* _TASK BRIEF_:
Gather up all lines that carry the word "связками".

┏━━

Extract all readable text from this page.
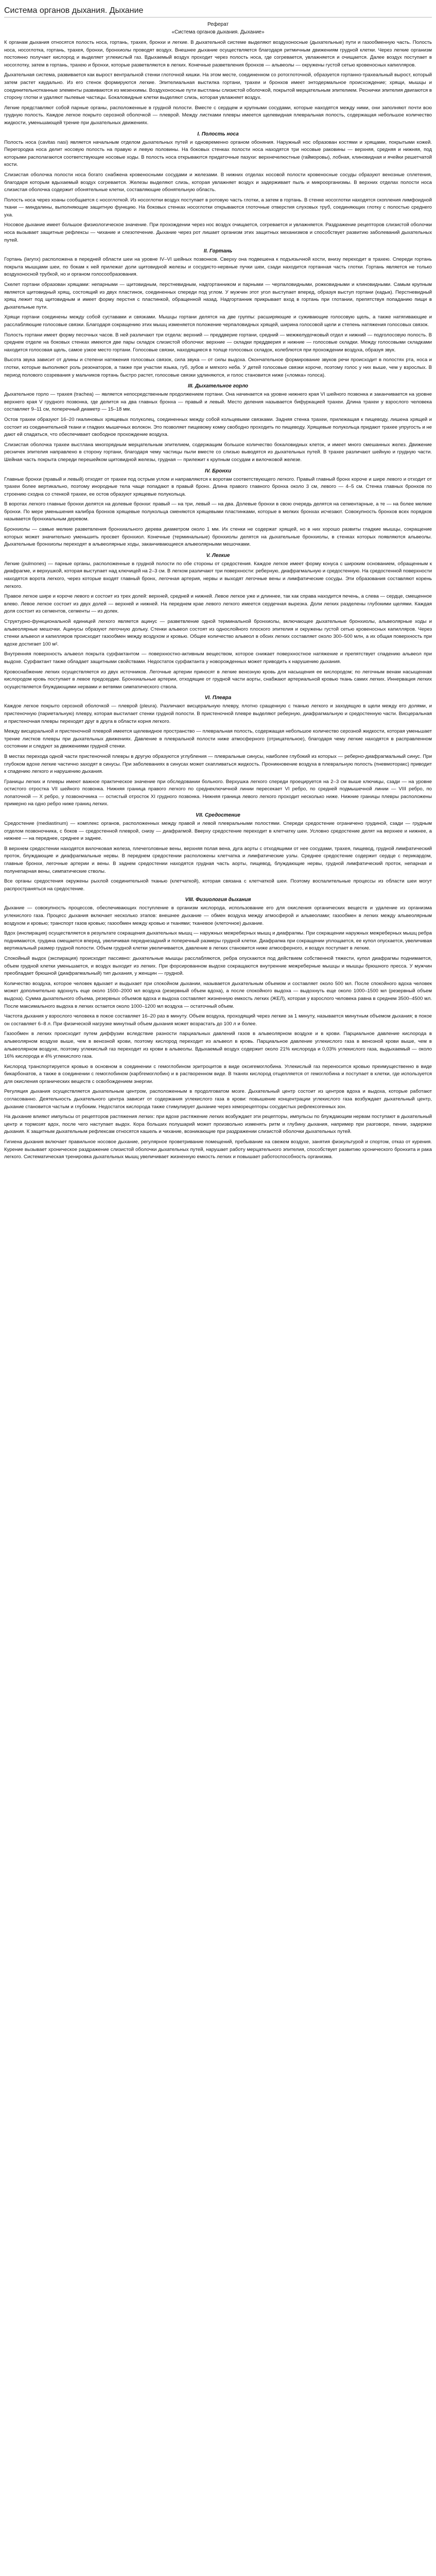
Система органов дыхания. Дыхание
Реферат
«Система органов дыхания. Дыхание»

К органам дыхания относятся полость носа, гортань, трахея, бронхи и легкие. В дыхательной системе выделяют воздухоносные (дыхательные) пути и газообменную часть. Полость носа, носоглотка, гортань, трахея, бронхи, бронхиолы проводят воздух. Внешнее дыхание осуществляется благодаря ритмичным движениям грудной клетки. Через легкие организм постоянно получает кислород и выделяет углекислый газ. Вдыхаемый воздух проходит через полость носа, где согревается, увлажняется и очищается. Далее воздух поступает в носоглотку, затем в гортань, трахею и бронхи, которые разветвляются в легких. Конечные разветвления бронхов — альвеолы — окружены густой сетью кровеносных капилляров.

Дыхательная система, развивается как вырост вентральной стенки глоточной кишки. На этом месте, соединенном со ротоглоточной, образуется гортанно-трахеальный вырост, который затем растет каудально. Из его стенок формируются легкие. Эпителиальная выстилка гортани, трахеи и бронхов имеет энтодермальное происхождение; хрящи, мышцы и соединительнотканные элементы развиваются из мезенхимы. Воздухоносные пути выстланы слизистой оболочкой, покрытой мерцательным эпителием. Реснички эпителия двигаются в сторону глотки и удаляют пылевые частицы. Бокаловидные клетки выделяют слизь, которая увлажняет воздух.

Легкие представляют собой парные органы, расположенные в грудной полости. Вместе с сердцем и крупными сосудами, которые находятся между ними, они заполняют почти всю грудную полость. Каждое легкое покрыто серозной оболочкой — плеврой. Между листками плевры имеется щелевидная плевральная полость, содержащая небольшое количество жидкости, уменьшающей трение при дыхательных движениях.

I. Полость носа

Полость носа (cavitas nasi) является начальным отделом дыхательных путей и одновременно органом обоняния. Наружный нос образован костями и хрящами, покрытыми кожей. Перегородка носа делит носовую полость на правую и левую половины. На боковых стенках полости носа находятся три носовые раковины — верхняя, средняя и нижняя, под которыми располагаются соответствующие носовые ходы. В полость носа открываются придаточные пазухи: верхнечелюстные (гайморовы), лобная, клиновидная и ячейки решетчатой кости.

Слизистая оболочка полости носа богато снабжена кровеносными сосудами и железами. В нижних отделах носовой полости кровеносные сосуды образуют венозные сплетения, благодаря которым вдыхаемый воздух согревается. Железы выделяют слизь, которая увлажняет воздух и задерживает пыль и микроорганизмы. В верхних отделах полости носа слизистая оболочка содержит обонятельные клетки, составляющие обонятельную область.

Полость носа через хоаны сообщается с носоглоткой. Из носоглотки воздух поступает в ротовую часть глотки, а затем в гортань. В стенке носоглотки находятся скопления лимфоидной ткани — миндалины, выполняющие защитную функцию. На боковых стенках носоглотки открываются глоточные отверстия слуховых труб, соединяющих глотку с полостью среднего уха.

Носовое дыхание имеет большое физиологическое значение. При прохождении через нос воздух очищается, согревается и увлажняется. Раздражение рецепторов слизистой оболочки носа вызывает защитные рефлексы — чихание и слезотечение. Дыхание через рот лишает организм этих защитных механизмов и способствует развитию заболеваний дыхательных путей.

II. Гортань

Гортань (larynx) расположена в передней области шеи на уровне IV–VI шейных позвонков. Сверху она подвешена к подъязычной кости, внизу переходит в трахею. Спереди гортань покрыта мышцами шеи, по бокам к ней прилежат доли щитовидной железы и сосудисто-нервные пучки шеи, сзади находится гортанная часть глотки. Гортань является не только воздухоносной трубкой, но и органом голосообразования.

Скелет гортани образован хрящами: непарными — щитовидным, перстневидным, надгортанником и парными — черпаловидными, рожковидными и клиновидными. Самым крупным является щитовидный хрящ, состоящий из двух пластинок, соединенных спереди под углом. У мужчин этот угол выступает вперед, образуя выступ гортани (кадык). Перстневидный хрящ лежит под щитовидным и имеет форму перстня с пластинкой, обращенной назад. Надгортанник прикрывает вход в гортань при глотании, препятствуя попаданию пищи в дыхательные пути.

Хрящи гортани соединены между собой суставами и связками. Мышцы гортани делятся на две группы: расширяющие и суживающие голосовую щель, а также натягивающие и расслабляющие голосовые связки. Благодаря сокращению этих мышц изменяется положение черпаловидных хрящей, ширина голосовой щели и степень натяжения голосовых связок.

Полость гортани имеет форму песочных часов. В ней различают три отдела: верхний — преддверие гортани, средний — межжелудочковый отдел и нижний — подголосовую полость. В среднем отделе на боковых стенках имеются две пары складок слизистой оболочки: верхние — складки преддверия и нижние — голосовые складки. Между голосовыми складками находится голосовая щель, самое узкое место гортани. Голосовые связки, находящиеся в толще голосовых складок, колеблются при прохождении воздуха, образуя звук.

Высота звука зависит от длины и степени натяжения голосовых связок, сила звука — от силы выдоха. Окончательное формирование звуков речи происходит в полостях рта, носа и глотки, которые выполняют роль резонаторов, а также при участии языка, губ, зубов и мягкого неба. У детей голосовые связки короче, поэтому голос у них выше, чем у взрослых. В период полового созревания у мальчиков гортань быстро растет, голосовые связки удлиняются, и голос становится ниже («ломка» голоса).

III. Дыхательное горло

Дыхательное горло — трахея (trachea) — является непосредственным продолжением гортани. Она начинается на уровне нижнего края VI шейного позвонка и заканчивается на уровне верхнего края V грудного позвонка, где делится на два главных бронха — правый и левый. Место деления называется бифуркацией трахеи. Длина трахеи у взрослого человека составляет 9–11 см, поперечный диаметр — 15–18 мм.

Остов трахеи образуют 16–20 гиалиновых хрящевых полуколец, соединенных между собой кольцевыми связками. Задняя стенка трахеи, прилежащая к пищеводу, лишена хрящей и состоит из соединительной ткани и гладких мышечных волокон. Это позволяет пищевому комку свободно проходить по пищеводу. Хрящевые полукольца придают трахее упругость и не дают ей спадаться, что обеспечивает свободное прохождение воздуха.

Слизистая оболочка трахеи выстлана многорядным мерцательным эпителием, содержащим большое количество бокаловидных клеток, и имеет много смешанных желез. Движение ресничек эпителия направлено в сторону гортани, благодаря чему частицы пыли вместе со слизью выводятся из дыхательных путей. В трахее различают шейную и грудную части. Шейная часть покрыта спереди перешейком щитовидной железы, грудная — прилежит к крупным сосудам и вилочковой железе.

IV. Бронхи

Главные бронхи (правый и левый) отходят от трахеи под острым углом и направляются к воротам соответствующего легкого. Правый главный бронх короче и шире левого и отходит от трахеи более вертикально, поэтому инородные тела чаще попадают в правый бронх. Длина правого главного бронха около 3 см, левого — 4–5 см. Стенка главных бронхов по строению сходна со стенкой трахеи, ее остов образуют хрящевые полукольца.

В воротах легкого главные бронхи делятся на долевые бронхи: правый — на три, левый — на два. Долевые бронхи в свою очередь делятся на сегментарные, а те — на более мелкие бронхи. По мере уменьшения калибра бронхов хрящевые полукольца сменяются хрящевыми пластинками, которые в мелких бронхах исчезают. Совокупность бронхов всех порядков называется бронхиальным деревом.

Бронхиолы — самые мелкие разветвления бронхиального дерева диаметром около 1 мм. Их стенки не содержат хрящей, но в них хорошо развиты гладкие мышцы, сокращение которых может значительно уменьшить просвет бронхиол. Конечные (терминальные) бронхиолы делятся на дыхательные бронхиолы, в стенках которых появляются альвеолы. Дыхательные бронхиолы переходят в альвеолярные ходы, заканчивающиеся альвеолярными мешочками.

V. Легкие

Легкие (pulmones) — парные органы, расположенные в грудной полости по обе стороны от средостения. Каждое легкое имеет форму конуса с широким основанием, обращенным к диафрагме, и верхушкой, которая выступает над ключицей на 2–3 см. В легком различают три поверхности: реберную, диафрагмальную и средостенную. На средостенной поверхности находятся ворота легкого, через которые входят главный бронх, легочная артерия, нервы и выходят легочные вены и лимфатические сосуды. Эти образования составляют корень легкого.

Правое легкое шире и короче левого и состоит из трех долей: верхней, средней и нижней. Левое легкое уже и длиннее, так как справа находится печень, а слева — сердце, смещенное влево. Левое легкое состоит из двух долей — верхней и нижней. На переднем крае левого легкого имеется сердечная вырезка. Доли легких разделены глубокими щелями. Каждая доля состоит из сегментов, сегменты — из долек.

Структурно-функциональной единицей легкого является ацинус — разветвление одной терминальной бронхиолы, включающее дыхательные бронхиолы, альвеолярные ходы и альвеолярные мешочки. Ацинусы образуют легочную дольку. Стенки альвеол состоят из однослойного плоского эпителия и окружены густой сетью кровеносных капилляров. Через стенки альвеол и капилляров происходит газообмен между воздухом и кровью. Общее количество альвеол в обоих легких составляет около 300–500 млн, а их общая поверхность при вдохе достигает 100 м².

Внутренняя поверхность альвеол покрыта сурфактантом — поверхностно-активным веществом, которое снижает поверхностное натяжение и препятствует спадению альвеол при выдохе. Сурфактант также обладает защитными свойствами. Недостаток сурфактанта у новорожденных может приводить к нарушению дыхания.

Кровоснабжение легких осуществляется из двух источников. Легочные артерии приносят в легкие венозную кровь для насыщения ее кислородом; по легочным венам насыщенная кислородом кровь поступает в левое предсердие. Бронхиальные артерии, отходящие от грудной части аорты, снабжают артериальной кровью ткань самих легких. Иннервация легких осуществляется блуждающими нервами и ветвями симпатического ствола.

VI. Плевра

Каждое легкое покрыто серозной оболочкой — плеврой (pleura). Различают висцеральную плевру, плотно сращенную с тканью легкого и заходящую в щели между его долями, и пристеночную (париетальную) плевру, которая выстилает стенки грудной полости. В пристеночной плевре выделяют реберную, диафрагмальную и средостенную части. Висцеральная и пристеночная плевры переходят друг в друга в области корня легкого.

Между висцеральной и пристеночной плеврой имеется щелевидное пространство — плевральная полость, содержащая небольшое количество серозной жидкости, которая уменьшает трение листков плевры при дыхательных движениях. Давление в плевральной полости ниже атмосферного (отрицательное), благодаря чему легкие находятся в расправленном состоянии и следуют за движениями грудной стенки.

В местах перехода одной части пристеночной плевры в другую образуются углубления — плевральные синусы, наиболее глубокий из которых — реберно-диафрагмальный синус. При глубоком вдохе легкие частично заходят в синусы. При заболеваниях в синусах может скапливаться жидкость. Проникновение воздуха в плевральную полость (пневмоторакс) приводит к спадению легкого и нарушению дыхания.

Границы легких и плевры имеют важное практическое значение при обследовании больного. Верхушка легкого спереди проецируется на 2–3 см выше ключицы, сзади — на уровне остистого отростка VII шейного позвонка. Нижняя граница правого легкого по среднеключичной линии пересекает VI ребро, по средней подмышечной линии — VIII ребро, по лопаточной — X ребро, у позвоночника — остистый отросток XI грудного позвонка. Нижняя граница левого легкого проходит несколько ниже. Нижние границы плевры расположены примерно на одно ребро ниже границ легких.

VII. Средостение

Средостение (mediastinum) — комплекс органов, расположенных между правой и левой плевральными полостями. Спереди средостение ограничено грудиной, сзади — грудным отделом позвоночника, с боков — средостенной плеврой, снизу — диафрагмой. Вверху средостение переходит в клетчатку шеи. Условно средостение делят на верхнее и нижнее, а нижнее — на переднее, среднее и заднее.

В верхнем средостении находятся вилочковая железа, плечеголовные вены, верхняя полая вена, дуга аорты с отходящими от нее сосудами, трахея, пищевод, грудной лимфатический проток, блуждающие и диафрагмальные нервы. В переднем средостении расположены клетчатка и лимфатические узлы. Среднее средостение содержит сердце с перикардом, главные бронхи, легочные артерии и вены. В заднем средостении находятся грудная часть аорты, пищевод, блуждающие нервы, грудной лимфатический проток, непарная и полунепарная вены, симпатические стволы.

Все органы средостения окружены рыхлой соединительной тканью (клетчаткой), которая связана с клетчаткой шеи. Поэтому воспалительные процессы из области шеи могут распространяться на средостение.

VIII. Физиология дыхания

Дыхание — совокупность процессов, обеспечивающих поступление в организм кислорода, использование его для окисления органических веществ и удаление из организма углекислого газа. Процесс дыхания включает несколько этапов: внешнее дыхание — обмен воздуха между атмосферой и альвеолами; газообмен в легких между альвеолярным воздухом и кровью; транспорт газов кровью; газообмен между кровью и тканями; тканевое (клеточное) дыхание.

Вдох (инспирация) осуществляется в результате сокращения дыхательных мышц — наружных межреберных мышц и диафрагмы. При сокращении наружных межреберных мышц ребра поднимаются, грудина смещается вперед, увеличивая переднезадний и поперечный размеры грудной клетки. Диафрагма при сокращении уплощается, ее купол опускается, увеличивая вертикальный размер грудной полости. Объем грудной клетки увеличивается, давление в легких становится ниже атмосферного, и воздух поступает в легкие.

Спокойный выдох (экспирация) происходит пассивно: дыхательные мышцы расслабляются, ребра опускаются под действием собственной тяжести, купол диафрагмы поднимается, объем грудной клетки уменьшается, и воздух выходит из легких. При форсированном выдохе сокращаются внутренние межреберные мышцы и мышцы брюшного пресса. У мужчин преобладает брюшной (диафрагмальный) тип дыхания, у женщин — грудной.

Количество воздуха, которое человек вдыхает и выдыхает при спокойном дыхании, называется дыхательным объемом и составляет около 500 мл. После спокойного вдоха человек может дополнительно вдохнуть еще около 1500–2000 мл воздуха (резервный объем вдоха), а после спокойного выдоха — выдохнуть еще около 1000–1500 мл (резервный объем выдоха). Сумма дыхательного объема, резервных объемов вдоха и выдоха составляет жизненную емкость легких (ЖЕЛ), которая у взрослого человека равна в среднем 3500–4500 мл. После максимального выдоха в легких остается около 1000–1200 мл воздуха — остаточный объем.

Частота дыхания у взрослого человека в покое составляет 16–20 раз в минуту. Объем воздуха, проходящий через легкие за 1 минуту, называется минутным объемом дыхания; в покое он составляет 6–8 л. При физической нагрузке минутный объем дыхания может возрастать до 100 л и более.

Газообмен в легких происходит путем диффузии вследствие разности парциальных давлений газов в альвеолярном воздухе и в крови. Парциальное давление кислорода в альвеолярном воздухе выше, чем в венозной крови, поэтому кислород переходит из альвеол в кровь. Парциальное давление углекислого газа в венозной крови выше, чем в альвеолярном воздухе, поэтому углекислый газ переходит из крови в альвеолы. Вдыхаемый воздух содержит около 21% кислорода и 0,03% углекислого газа, выдыхаемый — около 16% кислорода и 4% углекислого газа.

Кислород транспортируется кровью в основном в соединении с гемоглобином эритроцитов в виде оксигемоглобина. Углекислый газ переносится кровью преимущественно в виде бикарбонатов, а также в соединении с гемоглобином (карбгемоглобин) и в растворенном виде. В тканях кислород отщепляется от гемоглобина и поступает в клетки, где используется для окисления органических веществ с освобождением энергии.

Регуляция дыхания осуществляется дыхательным центром, расположенным в продолговатом мозге. Дыхательный центр состоит из центров вдоха и выдоха, которые работают согласованно. Деятельность дыхательного центра зависит от содержания углекислого газа в крови: повышение концентрации углекислого газа возбуждает дыхательный центр, дыхание становится частым и глубоким. Недостаток кислорода также стимулирует дыхание через хеморецепторы сосудистых рефлексогенных зон.

На дыхание влияют импульсы от рецепторов растяжения легких: при вдохе растяжение легких возбуждает эти рецепторы, импульсы по блуждающим нервам поступают в дыхательный центр и тормозят вдох, после чего наступает выдох. Кора больших полушарий может произвольно изменять ритм и глубину дыхания, например при разговоре, пении, задержке дыхания. К защитным дыхательным рефлексам относятся кашель и чихание, возникающие при раздражении слизистой оболочки дыхательных путей.

Гигиена дыхания включает правильное носовое дыхание, регулярное проветривание помещений, пребывание на свежем воздухе, занятия физкультурой и спортом, отказ от курения. Курение вызывает хроническое раздражение слизистой оболочки дыхательных путей, нарушает работу мерцательного эпителия, способствует развитию хронического бронхита и рака легкого. Систематическая тренировка дыхательных мышц увеличивает жизненную емкость легких и повышает работоспособность организма.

┗━━

* _TASK SOLUTION_:
Хрящи гортани соединены между собой суставами и связками. Мышцы гортани делятся на две группы: расширяющие и суживающие голосовую щель, а также натягивающие и расслабляющие голосовые связки. Благодаря сокращению этих мышц изменяется положение черпаловидных хрящей, ширина голосовой щели и степень натяжения голосовых связок.
Остов трахеи образуют 16–20 гиалиновых хрящевых полуколец, соединенных между собой кольцевыми связками. Задняя стенка трахеи, прилежащая к пищеводу, лишена хрящей и состоит из соединительной ткани и гладких мышечных волокон. Это позволяет пищевому комку свободно проходить по пищеводу. Хрящевые полукольца придают трахее упругость и не дают ей спадаться, что обеспечивает свободное прохождение воздуха.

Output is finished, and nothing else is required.